### DATA TO PROCESS
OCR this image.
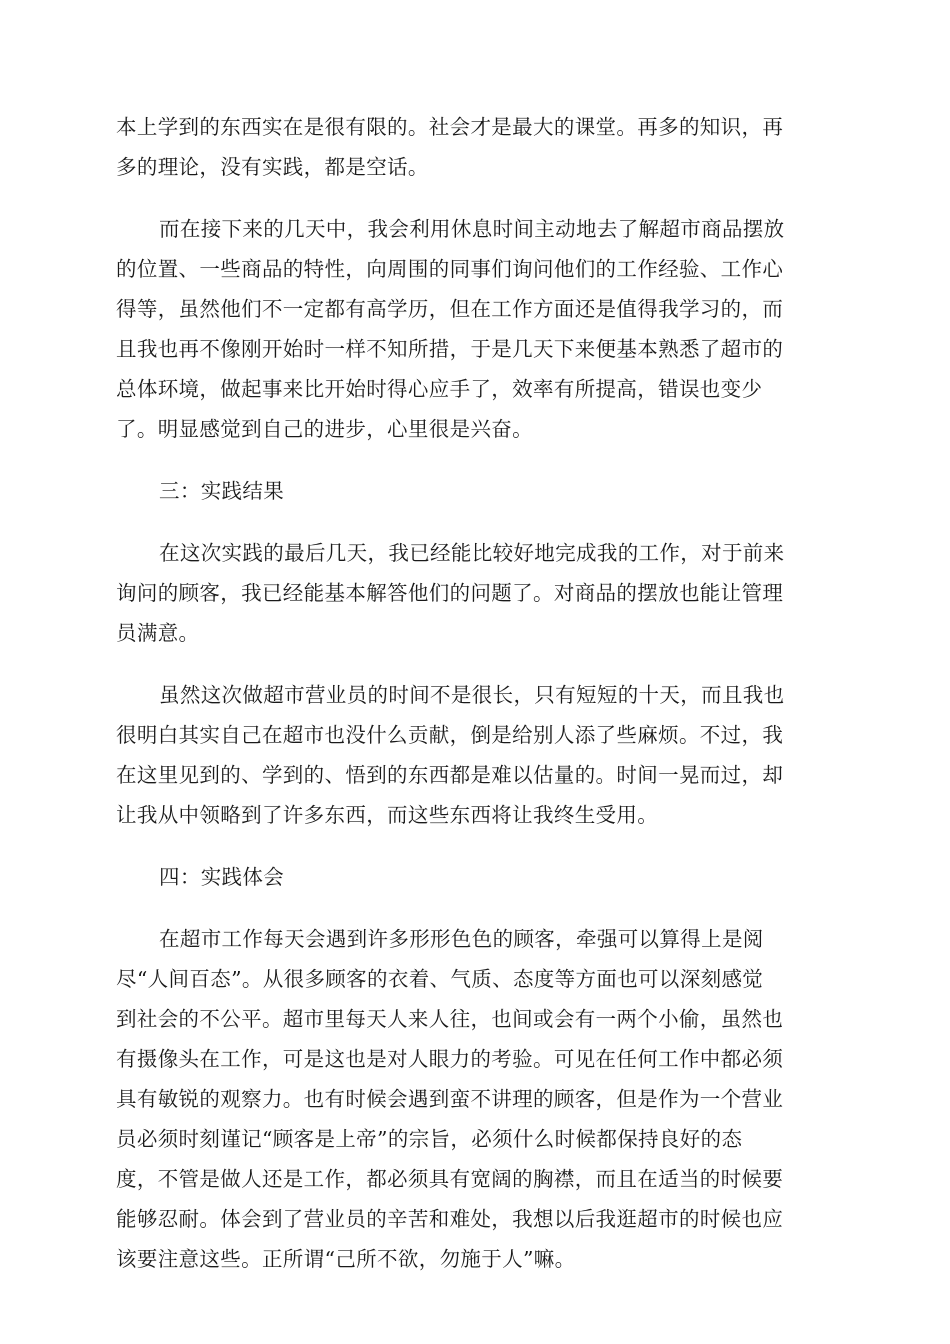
本上学到的东西实在是很有限的。社会才是最大的课堂。再多的知识，再
多的理论，没有实践，都是空话。
而在接下来的几天中，我会利用休息时间主动地去了解超市商品摆放
的位置、一些商品的特性，向周围的同事们询问他们的工作经验、工作心
得等，虽然他们不一定都有高学历，但在工作方面还是值得我学习的，而
且我也再不像刚开始时一样不知所措，于是几天下来便基本熟悉了超市的
总体环境，做起事来比开始时得心应手了，效率有所提高，错误也变少
了。明显感觉到自己的进步，心里很是兴奋。
三：实践结果
在这次实践的最后几天，我已经能比较好地完成我的工作，对于前来
询问的顾客，我已经能基本解答他们的问题了。对商品的摆放也能让管理
员满意。
虽然这次做超市营业员的时间不是很长，只有短短的十天，而且我也
很明白其实自己在超市也没什么贡献，倒是给别人添了些麻烦。不过，我
在这里见到的、学到的、悟到的东西都是难以估量的。时间一晃而过，却
让我从中领略到了许多东西，而这些东西将让我终生受用。
四：实践体会
在超市工作每天会遇到许多形形色色的顾客，牵强可以算得上是阅
尽“人间百态”。从很多顾客的衣着、气质、态度等方面也可以深刻感觉
到社会的不公平。超市里每天人来人往，也间或会有一两个小偷，虽然也
有摄像头在工作，可是这也是对人眼力的考验。可见在任何工作中都必须
具有敏锐的观察力。也有时候会遇到蛮不讲理的顾客，但是作为一个营业
员必须时刻谨记“顾客是上帝”的宗旨，必须什么时候都保持良好的态
度，不管是做人还是工作，都必须具有宽阔的胸襟，而且在适当的时候要
能够忍耐。体会到了营业员的辛苦和难处，我想以后我逛超市的时候也应
该要注意这些。正所谓“己所不欲，勿施于人”嘛。
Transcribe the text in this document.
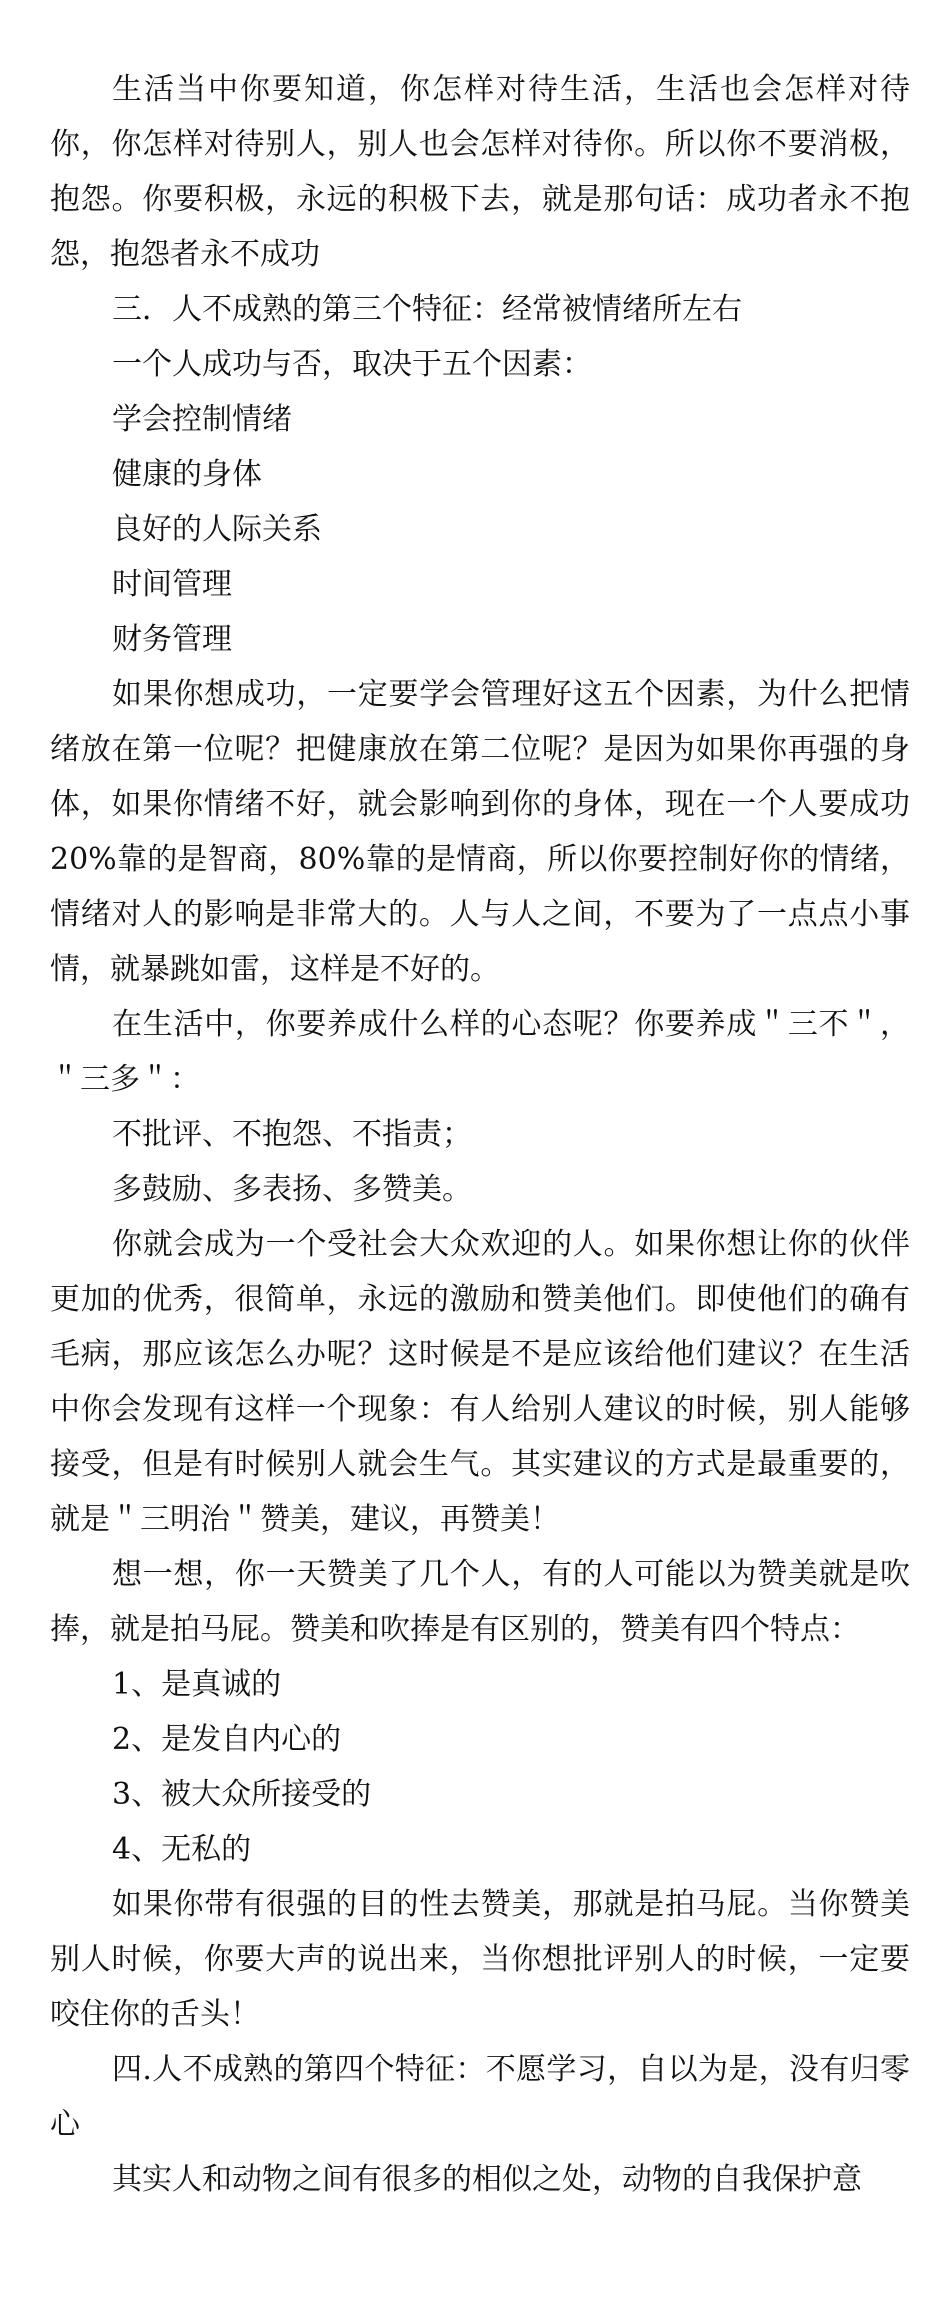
生活当中你要知道，你怎样对待生活，生活也会怎样对待你，你怎样对待别人，别人也会怎样对待你。所以你不要消极，抱怨。你要积极，永远的积极下去，就是那句话：成功者永不抱怨，抱怨者永不成功

三．人不成熟的第三个特征：经常被情绪所左右

一个人成功与否，取决于五个因素：

学会控制情绪

健康的身体

良好的人际关系

时间管理

财务管理

如果你想成功，一定要学会管理好这五个因素，为什么把情绪放在第一位呢？把健康放在第二位呢？是因为如果你再强的身体，如果你情绪不好，就会影响到你的身体，现在一个人要成功20%靠的是智商，80%靠的是情商，所以你要控制好你的情绪，情绪对人的影响是非常大的。人与人之间，不要为了一点点小事情，就暴跳如雷，这样是不好的。

在生活中，你要养成什么样的心态呢？你要养成＂三不＂，＂三多＂：

不批评、不抱怨、不指责；

多鼓励、多表扬、多赞美。

你就会成为一个受社会大众欢迎的人。如果你想让你的伙伴更加的优秀，很简单，永远的激励和赞美他们。即使他们的确有毛病，那应该怎么办呢？这时候是不是应该给他们建议？在生活中你会发现有这样一个现象：有人给别人建议的时候，别人能够接受，但是有时候别人就会生气。其实建议的方式是最重要的，就是＂三明治＂赞美，建议，再赞美！

想一想，你一天赞美了几个人，有的人可能以为赞美就是吹捧，就是拍马屁。赞美和吹捧是有区别的，赞美有四个特点：

1、是真诚的

2、是发自内心的

3、被大众所接受的

4、无私的

如果你带有很强的目的性去赞美，那就是拍马屁。当你赞美别人时候，你要大声的说出来，当你想批评别人的时候，一定要咬住你的舌头！

四.人不成熟的第四个特征：不愿学习，自以为是，没有归零心

其实人和动物之间有很多的相似之处，动物的自我保护意
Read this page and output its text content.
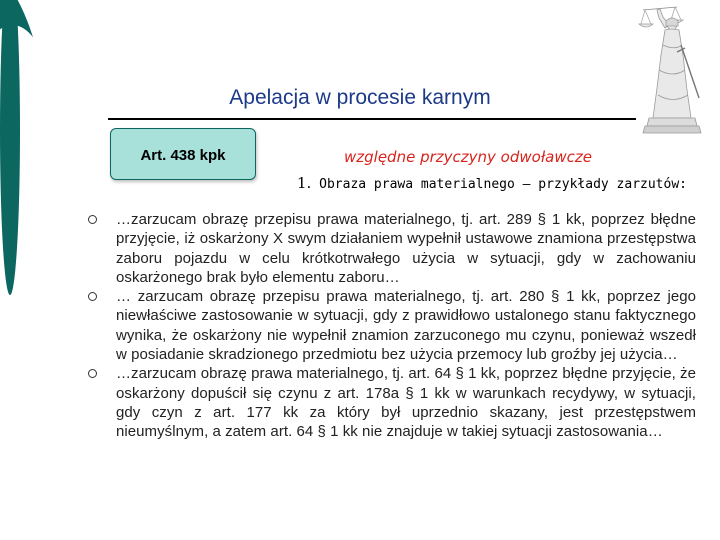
Apelacja w procesie karnym
Art. 438 kpk	względne przyczyny odwoławcze
1. Obraza prawa materialnego – przykłady zarzutów:
…zarzucam obrazę przepisu prawa materialnego, tj. art. 289 § 1 kk, poprzez błędne przyjęcie, iż oskarżony X swym działaniem wypełnił ustawowe znamiona przestępstwa zaboru pojazdu w celu krótkotrwałego użycia w sytuacji, gdy w zachowaniu oskarżonego brak było elementu zaboru…
… zarzucam obrazę przepisu prawa materialnego, tj. art. 280 § 1 kk, poprzez jego niewłaściwe zastosowanie w sytuacji, gdy z prawidłowo ustalonego stanu faktycznego wynika, że oskarżony nie wypełnił znamion zarzuconego mu czynu, ponieważ wszedł w posiadanie skradzionego przedmiotu bez użycia przemocy lub groźby jej użycia…
…zarzucam obrazę prawa materialnego, tj. art. 64 § 1 kk, poprzez błędne przyjęcie, że oskarżony dopuścił się czynu z art. 178a § 1 kk w warunkach recydywy, w sytuacji, gdy czyn z art. 177 kk za który był uprzednio skazany, jest przestępstwem nieumyślnym, a zatem art. 64 § 1 kk nie znajduje w takiej sytuacji zastosowania…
######
Can you restate all the records above word for word while dropping the pictures?

OCR this image.
本上学到的东西实在是很有限的。社会才是最大的课堂。再多的知识，再
多的理论，没有实践，都是空话。
而在接下来的几天中，我会利用休息时间主动地去了解超市商品摆放
的位置、一些商品的特性，向周围的同事们询问他们的工作经验、工作心
得等，虽然他们不一定都有高学历，但在工作方面还是值得我学习的，而
且我也再不像刚开始时一样不知所措，于是几天下来便基本熟悉了超市的
总体环境，做起事来比开始时得心应手了，效率有所提高，错误也变少
了。明显感觉到自己的进步，心里很是兴奋。
三：实践结果
在这次实践的最后几天，我已经能比较好地完成我的工作，对于前来
询问的顾客，我已经能基本解答他们的问题了。对商品的摆放也能让管理
员满意。
虽然这次做超市营业员的时间不是很长，只有短短的十天，而且我也
很明白其实自己在超市也没什么贡献，倒是给别人添了些麻烦。不过，我
在这里见到的、学到的、悟到的东西都是难以估量的。时间一晃而过，却
让我从中领略到了许多东西，而这些东西将让我终生受用。
四：实践体会
在超市工作每天会遇到许多形形色色的顾客，牵强可以算得上是阅
尽“人间百态”。从很多顾客的衣着、气质、态度等方面也可以深刻感觉
到社会的不公平。超市里每天人来人往，也间或会有一两个小偷，虽然也
有摄像头在工作，可是这也是对人眼力的考验。可见在任何工作中都必须
具有敏锐的观察力。也有时候会遇到蛮不讲理的顾客，但是作为一个营业
员必须时刻谨记“顾客是上帝”的宗旨，必须什么时候都保持良好的态
度，不管是做人还是工作，都必须具有宽阔的胸襟，而且在适当的时候要
能够忍耐。体会到了营业员的辛苦和难处，我想以后我逛超市的时候也应
该要注意这些。正所谓“己所不欲，勿施于人”嘛。
Transcribe the text in this document.
生活当中你要知道，你怎样对待生活，生活也会怎样对待你，你怎样对待别人，别人也会怎样对待你。所以你不要消极，抱怨。你要积极，永远的积极下去，就是那句话：成功者永不抱怨，抱怨者永不成功

三．人不成熟的第三个特征：经常被情绪所左右

一个人成功与否，取决于五个因素：

学会控制情绪

健康的身体

良好的人际关系

时间管理

财务管理

如果你想成功，一定要学会管理好这五个因素，为什么把情绪放在第一位呢？把健康放在第二位呢？是因为如果你再强的身体，如果你情绪不好，就会影响到你的身体，现在一个人要成功20%靠的是智商，80%靠的是情商，所以你要控制好你的情绪，情绪对人的影响是非常大的。人与人之间，不要为了一点点小事情，就暴跳如雷，这样是不好的。

在生活中，你要养成什么样的心态呢？你要养成＂三不＂，＂三多＂：

不批评、不抱怨、不指责；

多鼓励、多表扬、多赞美。

你就会成为一个受社会大众欢迎的人。如果你想让你的伙伴更加的优秀，很简单，永远的激励和赞美他们。即使他们的确有毛病，那应该怎么办呢？这时候是不是应该给他们建议？在生活中你会发现有这样一个现象：有人给别人建议的时候，别人能够接受，但是有时候别人就会生气。其实建议的方式是最重要的，就是＂三明治＂赞美，建议，再赞美！

想一想，你一天赞美了几个人，有的人可能以为赞美就是吹捧，就是拍马屁。赞美和吹捧是有区别的，赞美有四个特点：

1、是真诚的

2、是发自内心的

3、被大众所接受的

4、无私的

如果你带有很强的目的性去赞美，那就是拍马屁。当你赞美别人时候，你要大声的说出来，当你想批评别人的时候，一定要咬住你的舌头！

四.人不成熟的第四个特征：不愿学习，自以为是，没有归零心

其实人和动物之间有很多的相似之处，动物的自我保护意
Read this page and output its text content.
Apelacja w procesie karnym
Art. 438 kpk	względne przyczyny odwoławcze
1. Obraza prawa materialnego – przykłady zarzutów:
…zarzucam obrazę przepisu prawa materialnego, tj. art. 289 § 1 kk, poprzez błędne przyjęcie, iż oskarżony X swym działaniem wypełnił ustawowe znamiona przestępstwa zaboru pojazdu w celu krótkotrwałego użycia w sytuacji, gdy w zachowaniu oskarżonego brak było elementu zaboru…
… zarzucam obrazę przepisu prawa materialnego, tj. art. 280 § 1 kk, poprzez jego niewłaściwe zastosowanie w sytuacji, gdy z prawidłowo ustalonego stanu faktycznego wynika, że oskarżony nie wypełnił znamion zarzuconego mu czynu, ponieważ wszedł w posiadanie skradzionego przedmiotu bez użycia przemocy lub groźby jej użycia…
…zarzucam obrazę prawa materialnego, tj. art. 64 § 1 kk, poprzez błędne przyjęcie, że oskarżony dopuścił się czynu z art. 178a § 1 kk w warunkach recydywy, w sytuacji, gdy czyn z art. 177 kk za który był uprzednio skazany, jest przestępstwem nieumyślnym, a zatem art. 64 § 1 kk nie znajduje w takiej sytuacji zastosowania…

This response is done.